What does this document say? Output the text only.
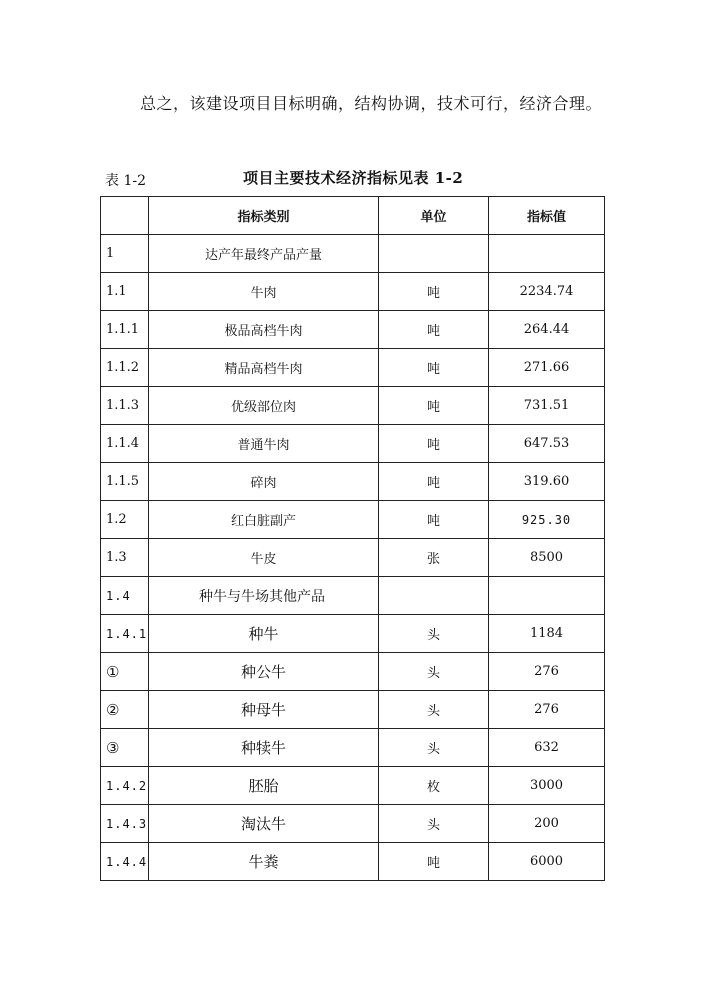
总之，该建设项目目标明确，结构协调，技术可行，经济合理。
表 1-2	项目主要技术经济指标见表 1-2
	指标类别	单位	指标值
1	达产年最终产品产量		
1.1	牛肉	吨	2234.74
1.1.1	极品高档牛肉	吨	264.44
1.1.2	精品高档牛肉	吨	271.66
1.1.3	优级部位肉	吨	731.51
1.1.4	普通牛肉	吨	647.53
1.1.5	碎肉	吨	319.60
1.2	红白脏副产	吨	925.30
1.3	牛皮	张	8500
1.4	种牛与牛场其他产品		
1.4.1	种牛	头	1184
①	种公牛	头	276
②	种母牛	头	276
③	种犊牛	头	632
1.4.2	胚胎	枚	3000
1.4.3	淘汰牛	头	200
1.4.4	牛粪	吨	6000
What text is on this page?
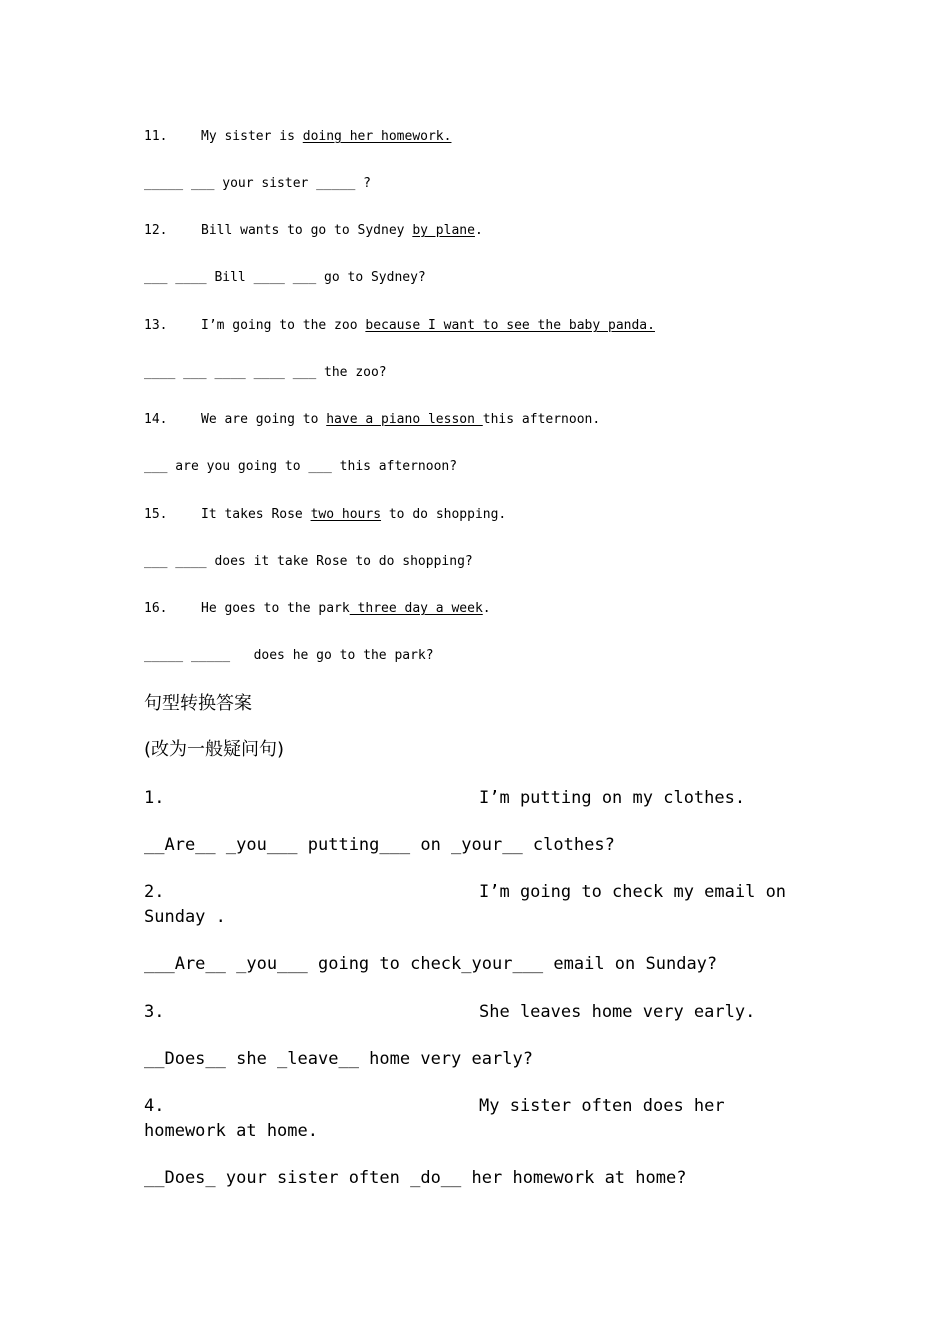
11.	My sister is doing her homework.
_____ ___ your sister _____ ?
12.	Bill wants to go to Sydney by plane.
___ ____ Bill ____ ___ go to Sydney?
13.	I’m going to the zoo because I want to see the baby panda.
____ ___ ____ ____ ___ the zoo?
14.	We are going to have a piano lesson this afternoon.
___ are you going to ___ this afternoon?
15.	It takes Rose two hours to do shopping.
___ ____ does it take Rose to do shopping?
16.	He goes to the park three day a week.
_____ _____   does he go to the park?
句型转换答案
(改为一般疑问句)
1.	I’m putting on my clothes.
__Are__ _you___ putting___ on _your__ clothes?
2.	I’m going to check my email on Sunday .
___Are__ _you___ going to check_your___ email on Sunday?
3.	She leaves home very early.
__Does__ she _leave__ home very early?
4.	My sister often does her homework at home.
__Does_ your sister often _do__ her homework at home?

---

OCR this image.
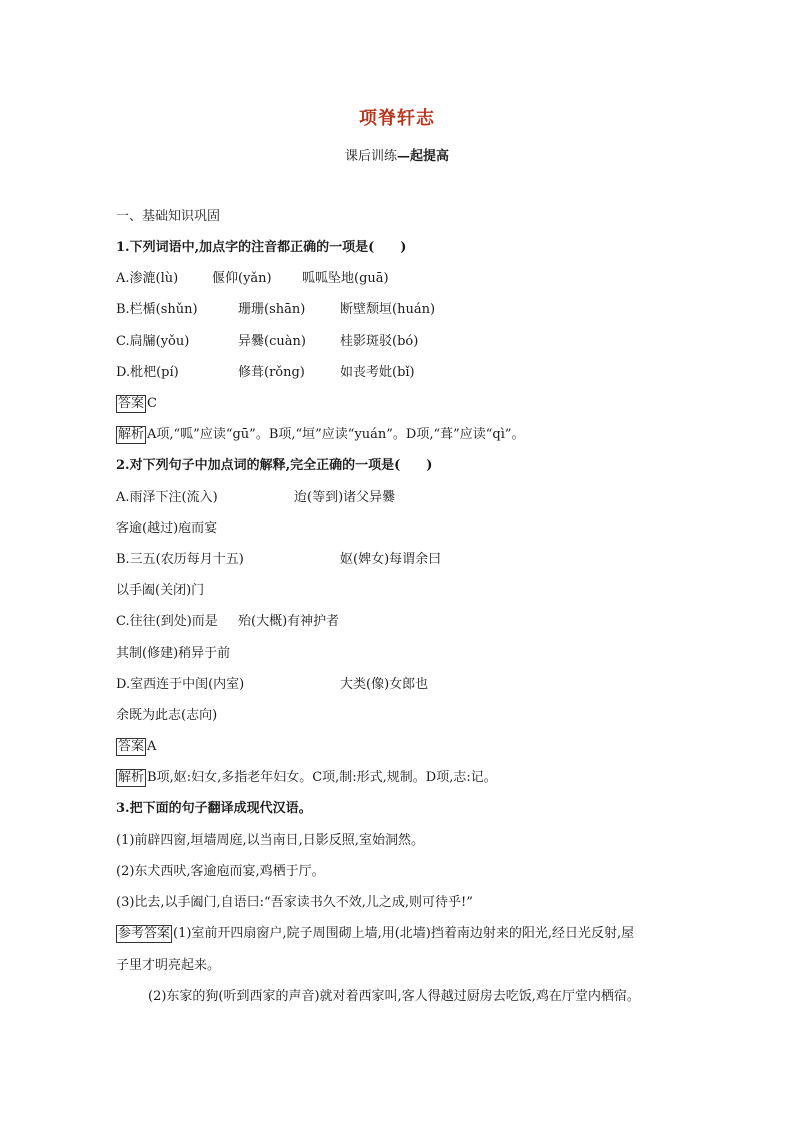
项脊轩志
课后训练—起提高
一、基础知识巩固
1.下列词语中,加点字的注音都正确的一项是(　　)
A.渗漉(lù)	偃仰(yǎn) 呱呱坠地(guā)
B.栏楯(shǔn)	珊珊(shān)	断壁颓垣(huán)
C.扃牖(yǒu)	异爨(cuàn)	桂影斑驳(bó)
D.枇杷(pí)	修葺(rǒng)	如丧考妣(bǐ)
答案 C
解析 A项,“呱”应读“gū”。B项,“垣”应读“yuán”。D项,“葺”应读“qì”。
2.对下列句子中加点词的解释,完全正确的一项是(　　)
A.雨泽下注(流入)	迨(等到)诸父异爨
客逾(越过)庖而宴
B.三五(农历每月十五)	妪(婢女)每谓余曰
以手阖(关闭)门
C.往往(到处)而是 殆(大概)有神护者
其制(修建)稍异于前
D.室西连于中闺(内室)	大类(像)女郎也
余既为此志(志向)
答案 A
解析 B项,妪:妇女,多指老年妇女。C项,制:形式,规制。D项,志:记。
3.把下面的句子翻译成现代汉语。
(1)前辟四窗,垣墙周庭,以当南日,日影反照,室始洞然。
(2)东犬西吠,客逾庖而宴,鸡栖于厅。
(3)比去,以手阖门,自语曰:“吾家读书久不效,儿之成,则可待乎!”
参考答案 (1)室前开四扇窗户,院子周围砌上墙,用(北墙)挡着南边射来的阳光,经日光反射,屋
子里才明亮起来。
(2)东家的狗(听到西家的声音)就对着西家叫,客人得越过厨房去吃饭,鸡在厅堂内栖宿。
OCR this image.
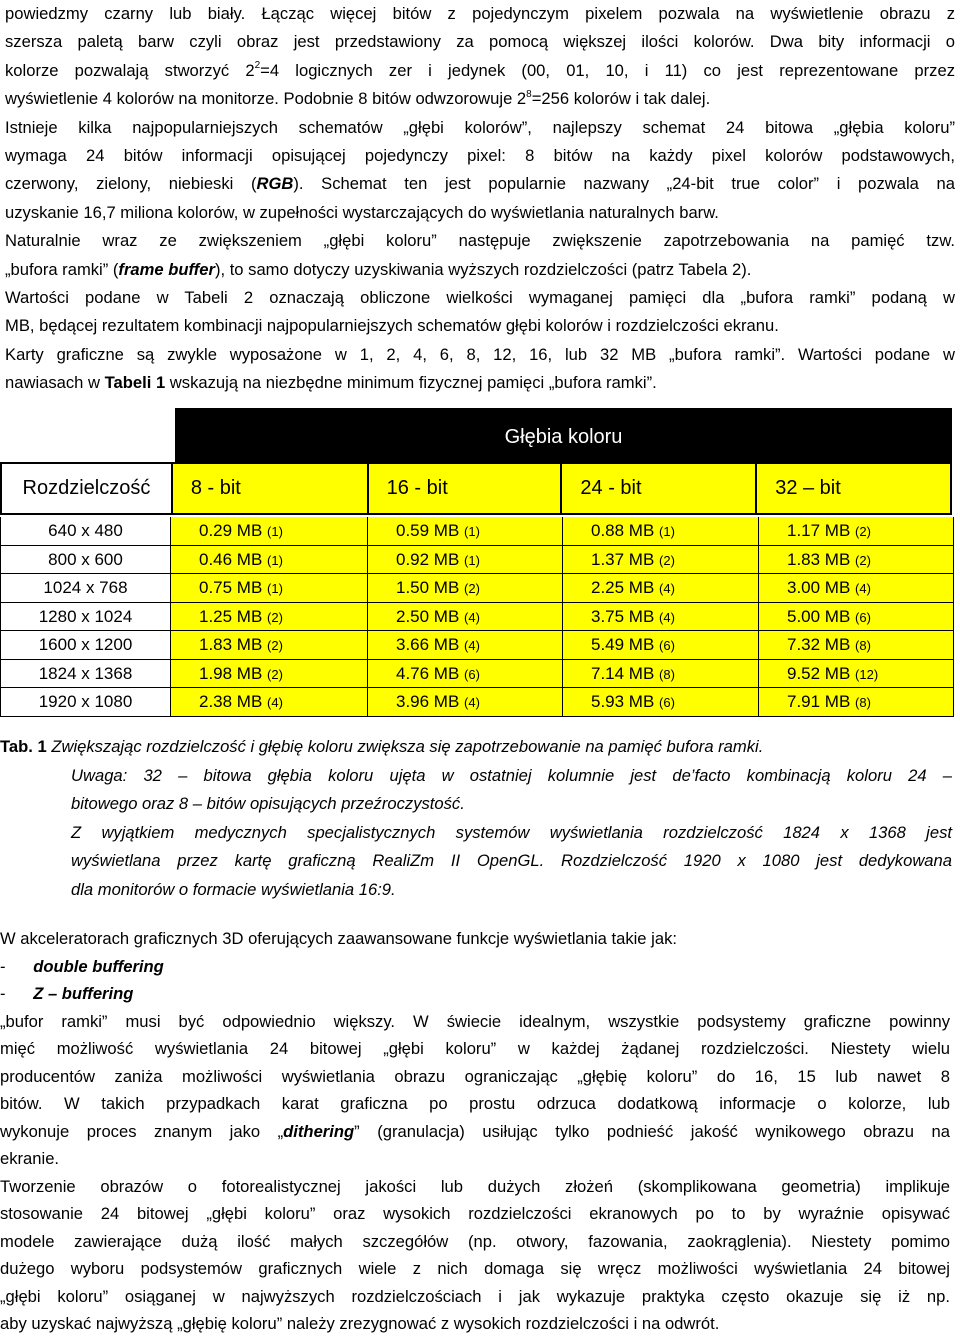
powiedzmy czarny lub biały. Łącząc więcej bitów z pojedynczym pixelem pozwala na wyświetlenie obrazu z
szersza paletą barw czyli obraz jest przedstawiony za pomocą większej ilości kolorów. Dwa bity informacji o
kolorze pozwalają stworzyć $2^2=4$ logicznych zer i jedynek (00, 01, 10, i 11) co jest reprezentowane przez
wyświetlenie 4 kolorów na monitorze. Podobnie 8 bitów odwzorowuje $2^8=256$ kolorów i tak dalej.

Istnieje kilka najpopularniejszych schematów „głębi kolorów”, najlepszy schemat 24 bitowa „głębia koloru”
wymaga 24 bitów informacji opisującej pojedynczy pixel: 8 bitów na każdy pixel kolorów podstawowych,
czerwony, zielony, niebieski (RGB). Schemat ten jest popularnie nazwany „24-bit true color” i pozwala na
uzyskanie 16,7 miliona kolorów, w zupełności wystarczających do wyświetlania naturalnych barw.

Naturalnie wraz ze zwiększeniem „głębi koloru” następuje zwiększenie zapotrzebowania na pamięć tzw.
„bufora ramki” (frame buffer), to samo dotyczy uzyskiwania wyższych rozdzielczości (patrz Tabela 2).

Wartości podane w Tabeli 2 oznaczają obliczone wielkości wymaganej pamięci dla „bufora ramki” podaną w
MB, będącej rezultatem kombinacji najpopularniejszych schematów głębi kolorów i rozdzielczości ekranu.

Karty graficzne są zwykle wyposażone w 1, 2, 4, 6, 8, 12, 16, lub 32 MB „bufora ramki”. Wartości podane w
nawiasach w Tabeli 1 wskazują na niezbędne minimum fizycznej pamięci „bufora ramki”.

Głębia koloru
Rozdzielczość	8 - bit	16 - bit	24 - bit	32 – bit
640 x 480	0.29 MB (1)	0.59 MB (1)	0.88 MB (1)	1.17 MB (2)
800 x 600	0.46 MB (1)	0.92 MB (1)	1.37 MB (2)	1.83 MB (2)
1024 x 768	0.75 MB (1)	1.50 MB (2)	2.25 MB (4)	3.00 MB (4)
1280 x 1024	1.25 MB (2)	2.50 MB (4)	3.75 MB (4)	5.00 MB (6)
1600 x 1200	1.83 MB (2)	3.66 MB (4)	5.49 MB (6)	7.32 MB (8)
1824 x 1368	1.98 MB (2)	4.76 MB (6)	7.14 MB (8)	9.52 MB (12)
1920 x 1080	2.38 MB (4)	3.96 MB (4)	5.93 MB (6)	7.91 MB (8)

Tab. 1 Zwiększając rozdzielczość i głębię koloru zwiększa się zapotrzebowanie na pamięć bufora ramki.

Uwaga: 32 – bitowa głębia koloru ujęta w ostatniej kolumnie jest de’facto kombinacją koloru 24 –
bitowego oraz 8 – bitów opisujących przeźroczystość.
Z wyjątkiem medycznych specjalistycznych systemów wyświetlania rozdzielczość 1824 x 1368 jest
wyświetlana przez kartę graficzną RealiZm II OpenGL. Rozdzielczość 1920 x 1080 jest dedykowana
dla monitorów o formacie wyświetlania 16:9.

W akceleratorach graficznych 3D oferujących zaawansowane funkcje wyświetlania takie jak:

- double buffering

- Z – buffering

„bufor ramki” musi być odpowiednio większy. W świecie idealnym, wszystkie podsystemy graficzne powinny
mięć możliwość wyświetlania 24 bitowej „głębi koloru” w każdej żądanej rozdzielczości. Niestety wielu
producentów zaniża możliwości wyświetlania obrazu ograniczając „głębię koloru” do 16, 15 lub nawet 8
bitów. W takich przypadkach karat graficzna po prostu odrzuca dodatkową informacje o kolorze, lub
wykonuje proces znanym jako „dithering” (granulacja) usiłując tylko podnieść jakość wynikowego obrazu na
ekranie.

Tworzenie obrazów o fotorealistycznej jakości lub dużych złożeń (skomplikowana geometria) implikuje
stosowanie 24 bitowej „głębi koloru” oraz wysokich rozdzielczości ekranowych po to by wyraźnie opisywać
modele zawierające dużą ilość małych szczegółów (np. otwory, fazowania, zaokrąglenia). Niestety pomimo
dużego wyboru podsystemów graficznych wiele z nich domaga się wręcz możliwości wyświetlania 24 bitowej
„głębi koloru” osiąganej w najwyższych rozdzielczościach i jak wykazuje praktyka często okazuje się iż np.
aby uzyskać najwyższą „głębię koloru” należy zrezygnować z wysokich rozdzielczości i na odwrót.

- **SET PROBLEM**
Locate the word "barw" in the records and collect each line it appears in.

- **SOLUTION**
szersza paletą barw czyli obraz jest przedstawiony za pomocą większej ilości kolorów. Dwa bity informacji o
uzyskanie 16,7 miliona kolorów, w zupełności wystarczających do wyświetlania naturalnych barw.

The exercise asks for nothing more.